Task brief :: Count each line below that has "RACING" anywhere in it. Answer with the total alone.

[Figure contents as structured data]
══════
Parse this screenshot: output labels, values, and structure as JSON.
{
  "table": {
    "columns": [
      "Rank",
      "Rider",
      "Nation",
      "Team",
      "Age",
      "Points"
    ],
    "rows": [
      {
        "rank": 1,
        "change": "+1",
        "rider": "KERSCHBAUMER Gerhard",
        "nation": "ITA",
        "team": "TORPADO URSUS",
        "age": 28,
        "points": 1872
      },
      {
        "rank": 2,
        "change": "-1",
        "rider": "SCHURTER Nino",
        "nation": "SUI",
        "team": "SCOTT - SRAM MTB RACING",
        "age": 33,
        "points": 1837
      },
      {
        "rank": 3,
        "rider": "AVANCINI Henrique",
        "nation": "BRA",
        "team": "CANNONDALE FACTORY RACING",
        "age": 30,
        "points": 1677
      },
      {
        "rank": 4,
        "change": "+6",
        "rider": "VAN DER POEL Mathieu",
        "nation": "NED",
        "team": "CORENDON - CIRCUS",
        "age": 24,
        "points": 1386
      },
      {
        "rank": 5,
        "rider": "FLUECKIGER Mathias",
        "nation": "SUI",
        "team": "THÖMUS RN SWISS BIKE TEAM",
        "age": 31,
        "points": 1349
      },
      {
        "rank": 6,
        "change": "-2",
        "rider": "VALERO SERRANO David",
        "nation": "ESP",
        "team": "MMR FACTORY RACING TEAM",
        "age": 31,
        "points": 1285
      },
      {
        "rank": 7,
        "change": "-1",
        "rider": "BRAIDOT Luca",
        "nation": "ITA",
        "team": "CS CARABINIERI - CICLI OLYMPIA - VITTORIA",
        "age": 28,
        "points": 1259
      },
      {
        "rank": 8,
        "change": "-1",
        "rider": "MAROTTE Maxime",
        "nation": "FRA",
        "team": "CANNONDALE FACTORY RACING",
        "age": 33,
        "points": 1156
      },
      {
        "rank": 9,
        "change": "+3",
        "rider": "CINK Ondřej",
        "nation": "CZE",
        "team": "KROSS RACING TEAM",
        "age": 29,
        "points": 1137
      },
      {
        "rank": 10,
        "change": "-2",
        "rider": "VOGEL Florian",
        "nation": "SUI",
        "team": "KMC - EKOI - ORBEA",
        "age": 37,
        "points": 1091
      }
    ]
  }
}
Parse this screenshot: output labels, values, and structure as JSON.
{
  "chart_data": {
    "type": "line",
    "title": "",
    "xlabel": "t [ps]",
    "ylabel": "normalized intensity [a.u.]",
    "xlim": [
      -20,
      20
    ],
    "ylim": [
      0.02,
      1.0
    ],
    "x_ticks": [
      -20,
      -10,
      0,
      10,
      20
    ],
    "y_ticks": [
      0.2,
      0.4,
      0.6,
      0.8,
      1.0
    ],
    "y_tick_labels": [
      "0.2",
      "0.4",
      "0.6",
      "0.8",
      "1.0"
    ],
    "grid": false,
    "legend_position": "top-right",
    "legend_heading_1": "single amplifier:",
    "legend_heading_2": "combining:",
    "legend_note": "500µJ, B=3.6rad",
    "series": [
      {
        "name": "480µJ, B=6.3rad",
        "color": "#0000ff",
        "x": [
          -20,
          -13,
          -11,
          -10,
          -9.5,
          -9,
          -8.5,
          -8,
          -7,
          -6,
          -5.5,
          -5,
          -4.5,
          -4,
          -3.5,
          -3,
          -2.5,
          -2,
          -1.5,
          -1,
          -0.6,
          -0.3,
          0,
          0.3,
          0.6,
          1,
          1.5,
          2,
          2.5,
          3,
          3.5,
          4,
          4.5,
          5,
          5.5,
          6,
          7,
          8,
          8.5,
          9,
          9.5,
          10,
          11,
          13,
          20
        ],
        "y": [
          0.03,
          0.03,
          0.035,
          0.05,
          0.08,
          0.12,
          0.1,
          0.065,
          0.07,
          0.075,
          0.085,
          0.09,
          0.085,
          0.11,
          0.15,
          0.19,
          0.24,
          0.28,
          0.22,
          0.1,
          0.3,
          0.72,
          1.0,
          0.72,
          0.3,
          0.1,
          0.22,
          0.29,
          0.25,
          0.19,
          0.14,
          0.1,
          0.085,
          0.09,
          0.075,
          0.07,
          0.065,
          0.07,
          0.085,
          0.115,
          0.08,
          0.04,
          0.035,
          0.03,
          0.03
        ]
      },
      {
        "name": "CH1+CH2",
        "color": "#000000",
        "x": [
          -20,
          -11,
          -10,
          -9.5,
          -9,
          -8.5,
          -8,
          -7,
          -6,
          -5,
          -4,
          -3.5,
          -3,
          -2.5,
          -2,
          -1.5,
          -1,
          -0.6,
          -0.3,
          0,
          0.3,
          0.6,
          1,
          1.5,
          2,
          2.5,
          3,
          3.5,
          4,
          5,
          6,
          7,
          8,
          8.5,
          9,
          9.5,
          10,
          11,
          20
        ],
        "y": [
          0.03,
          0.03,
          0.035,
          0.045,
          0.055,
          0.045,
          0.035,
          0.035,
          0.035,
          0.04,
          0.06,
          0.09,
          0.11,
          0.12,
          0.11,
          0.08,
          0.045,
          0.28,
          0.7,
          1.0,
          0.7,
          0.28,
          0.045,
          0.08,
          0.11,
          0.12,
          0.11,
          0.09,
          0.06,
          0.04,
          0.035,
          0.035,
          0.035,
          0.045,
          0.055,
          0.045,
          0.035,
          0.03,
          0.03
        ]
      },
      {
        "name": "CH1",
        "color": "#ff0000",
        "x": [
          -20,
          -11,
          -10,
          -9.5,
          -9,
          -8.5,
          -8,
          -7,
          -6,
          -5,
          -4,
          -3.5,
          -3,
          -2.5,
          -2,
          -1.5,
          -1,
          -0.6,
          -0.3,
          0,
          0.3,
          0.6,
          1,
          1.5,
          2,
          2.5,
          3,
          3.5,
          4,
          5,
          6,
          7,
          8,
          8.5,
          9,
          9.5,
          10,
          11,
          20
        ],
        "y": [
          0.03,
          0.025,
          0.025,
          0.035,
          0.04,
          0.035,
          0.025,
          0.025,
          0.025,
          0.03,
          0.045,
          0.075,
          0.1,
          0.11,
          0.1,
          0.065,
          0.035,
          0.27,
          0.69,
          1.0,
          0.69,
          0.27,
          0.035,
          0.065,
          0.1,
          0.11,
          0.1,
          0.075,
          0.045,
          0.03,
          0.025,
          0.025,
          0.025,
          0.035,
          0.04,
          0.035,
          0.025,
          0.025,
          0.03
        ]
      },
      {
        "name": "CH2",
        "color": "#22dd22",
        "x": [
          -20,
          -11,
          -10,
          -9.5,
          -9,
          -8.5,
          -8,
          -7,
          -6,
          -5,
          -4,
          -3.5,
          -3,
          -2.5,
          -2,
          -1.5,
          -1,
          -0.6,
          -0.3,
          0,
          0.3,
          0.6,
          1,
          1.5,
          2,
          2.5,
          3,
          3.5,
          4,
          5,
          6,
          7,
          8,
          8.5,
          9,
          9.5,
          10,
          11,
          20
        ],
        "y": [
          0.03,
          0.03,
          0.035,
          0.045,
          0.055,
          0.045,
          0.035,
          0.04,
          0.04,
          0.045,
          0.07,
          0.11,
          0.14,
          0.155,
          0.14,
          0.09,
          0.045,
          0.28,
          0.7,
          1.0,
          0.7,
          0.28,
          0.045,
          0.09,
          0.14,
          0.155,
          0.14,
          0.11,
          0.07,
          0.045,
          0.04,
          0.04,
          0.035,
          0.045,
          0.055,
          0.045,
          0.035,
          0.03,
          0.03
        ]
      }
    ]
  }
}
══════
The output :: 5